Written request:
Select the lines that hold the word "this" and copy each one.

Extracted data:
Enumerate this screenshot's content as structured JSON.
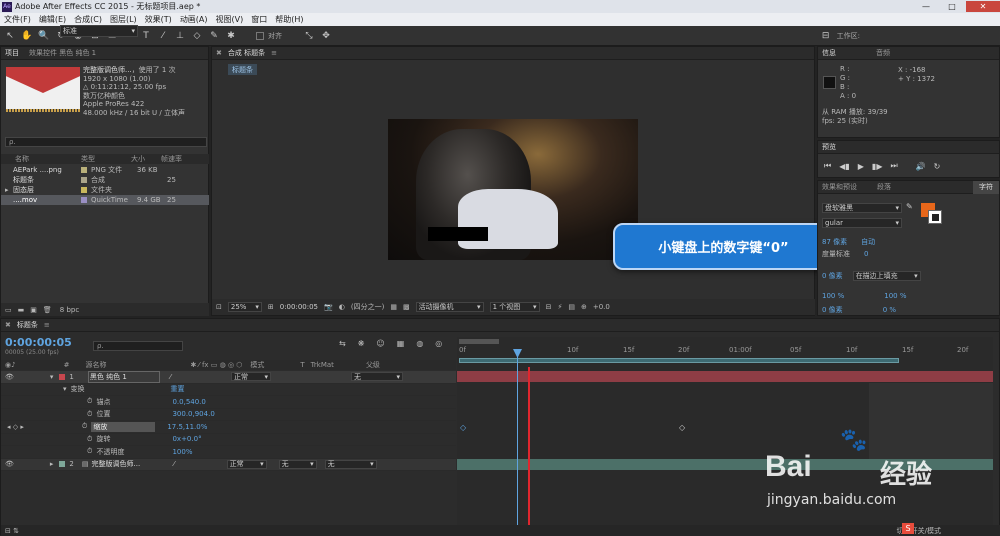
{
  "app": {
    "title": "Adobe After Effects CC 2015 - 无标题项目.aep *",
    "logo": "Ae",
    "win_min": "—",
    "win_max": "□",
    "win_close": "✕"
  },
  "menu": [
    "文件(F)",
    "编辑(E)",
    "合成(C)",
    "图层(L)",
    "效果(T)",
    "动画(A)",
    "视图(V)",
    "窗口",
    "帮助(H)"
  ],
  "toolbar": {
    "snap_label": "对齐",
    "workspace_label": "工作区:",
    "workspace_value": "标准"
  },
  "project": {
    "tab": "项目",
    "tab_effects": "效果控件 黑色 纯色 1",
    "preview_name": "完整版调色师...",
    "preview_used": "，使用了 1 次",
    "info": [
      "1920 x 1080 (1.00)",
      "△ 0:11:21:12, 25.00 fps",
      "数万亿种颜色",
      "Apple ProRes 422",
      "48.000 kHz / 16 bit U / 立体声"
    ],
    "search_placeholder": "ρ.",
    "headers": [
      "名称",
      "类型",
      "大小",
      "帧速率"
    ],
    "items": [
      {
        "name": "AEPark ....png",
        "type": "PNG 文件",
        "size": "36 KB",
        "fps": "",
        "color": "#b9b07a"
      },
      {
        "name": "标题条",
        "type": "合成",
        "size": "",
        "fps": "25",
        "color": "#aaa48a"
      },
      {
        "name": "固态层",
        "type": "文件夹",
        "size": "",
        "fps": "",
        "color": "#c9b75d"
      },
      {
        "name": "....mov",
        "type": "QuickTime",
        "size": "9.4 GB",
        "fps": "25",
        "color": "#9a8fc4"
      }
    ],
    "bpc": "8 bpc"
  },
  "comp": {
    "tab": "合成 标题条",
    "sub": "标题条",
    "zoom": "25%",
    "time": "0:00:00:05",
    "res": "(四分之一)",
    "camera": "活动摄像机",
    "views": "1 个视图",
    "offset": "+0.0",
    "caption": "小键盘上的数字键“0”"
  },
  "info_panel": {
    "tab": "信息",
    "tab2": "音频",
    "r": "R :",
    "g": "G :",
    "b": "B :",
    "a": "A : 0",
    "x": "X : -168",
    "y": "+ Y : 1372",
    "ram": "从 RAM 播放: 39/39",
    "fps": "fps: 25 (实时)"
  },
  "preview_panel": {
    "tab": "预览"
  },
  "char_panel": {
    "tab1": "效果和预设",
    "tab2": "段落",
    "tab3": "字符",
    "font": "盘软雅黑",
    "style": "gular",
    "size": "87 像素",
    "auto": "自动",
    "tracking": "度量标准",
    "tracking2": "0",
    "stroke": "0 像素",
    "stroke_mode": "在描边上填充",
    "vscale": "100 %",
    "hscale": "100 %",
    "baseline": "0 像素",
    "tsume": "0 %"
  },
  "timeline": {
    "tab": "标题条",
    "time": "0:00:00:05",
    "frames": "00005 (25.00 fps)",
    "search_placeholder": "ρ.",
    "col_num": "#",
    "col_name": "源名称",
    "col_mode": "模式",
    "col_t": "T",
    "col_trkmat": "TrkMat",
    "col_parent": "父级",
    "ruler": [
      "0f",
      "10f",
      "15f",
      "20f",
      "01:00f",
      "05f",
      "10f",
      "15f",
      "20f"
    ],
    "layers": [
      {
        "num": "1",
        "name": "黑色 纯色 1",
        "mode": "正常",
        "trkmat": "",
        "parent": "无",
        "color": "#c8474e"
      },
      {
        "num": "2",
        "name": "完整版调色师...",
        "mode": "正常",
        "trkmat": "无",
        "parent": "无",
        "color": "#7fa89a"
      }
    ],
    "transform": {
      "label": "变换",
      "reset": "重置",
      "props": [
        {
          "name": "锚点",
          "value": "0.0,540.0"
        },
        {
          "name": "位置",
          "value": "300.0,904.0"
        },
        {
          "name": "缩放",
          "value": "17.5,11.0%"
        },
        {
          "name": "旋转",
          "value": "0x+0.0°"
        },
        {
          "name": "不透明度",
          "value": "100%"
        }
      ]
    },
    "footer": "切换开关/模式"
  },
  "watermark": {
    "brand": "Bai",
    "brand2": "经验",
    "url": "jingyan.baidu.com"
  },
  "status_badge": "S",
  "colors": {
    "accent": "#5fa4e0",
    "playhead": "#e0262e",
    "caption_bg": "#1f78d1",
    "layer1_bar": "#8e3d45",
    "layer2_bar": "#4c7068",
    "char_tab": "#e8671a"
  }
}
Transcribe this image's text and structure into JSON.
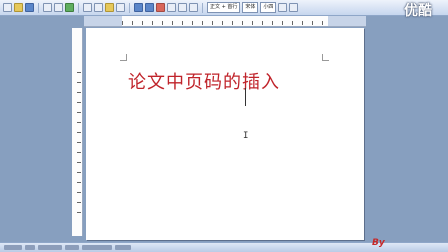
{
  "app": {
    "watermark_text": "优酷"
  },
  "toolbar": {
    "style_value": "正文 + 首行",
    "font_value": "宋体",
    "size_value": "小四"
  },
  "document": {
    "title": "论文中页码的插入"
  },
  "status_bar": {
    "byline": "By"
  },
  "colors": {
    "title": "#c0242b",
    "workspace": "#879fbf"
  }
}
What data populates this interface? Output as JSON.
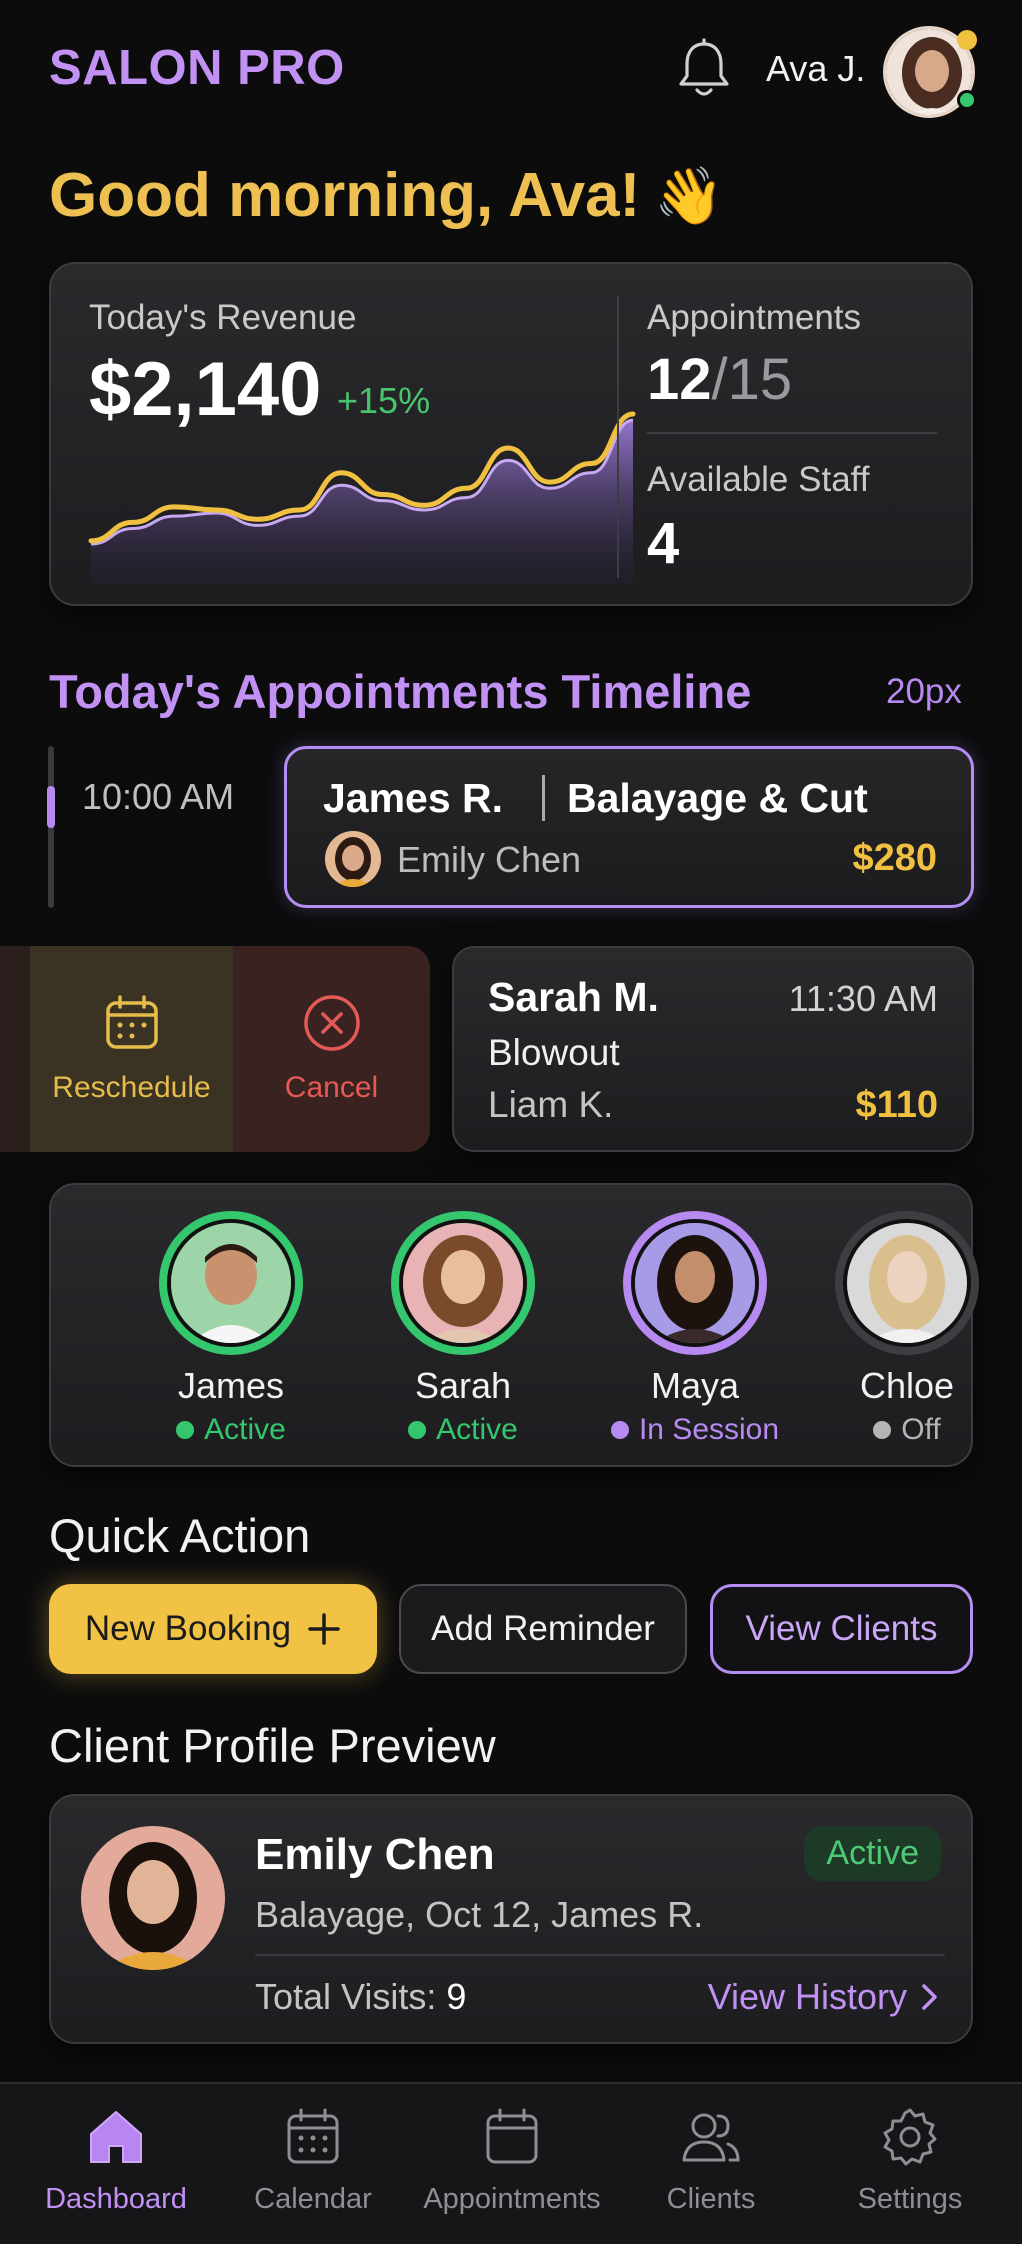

Exercise output:
Enumerate this screenshot's content as structured JSON.
Transcribe this image's text and structure into JSON.
What data populates this interface? Output as JSON.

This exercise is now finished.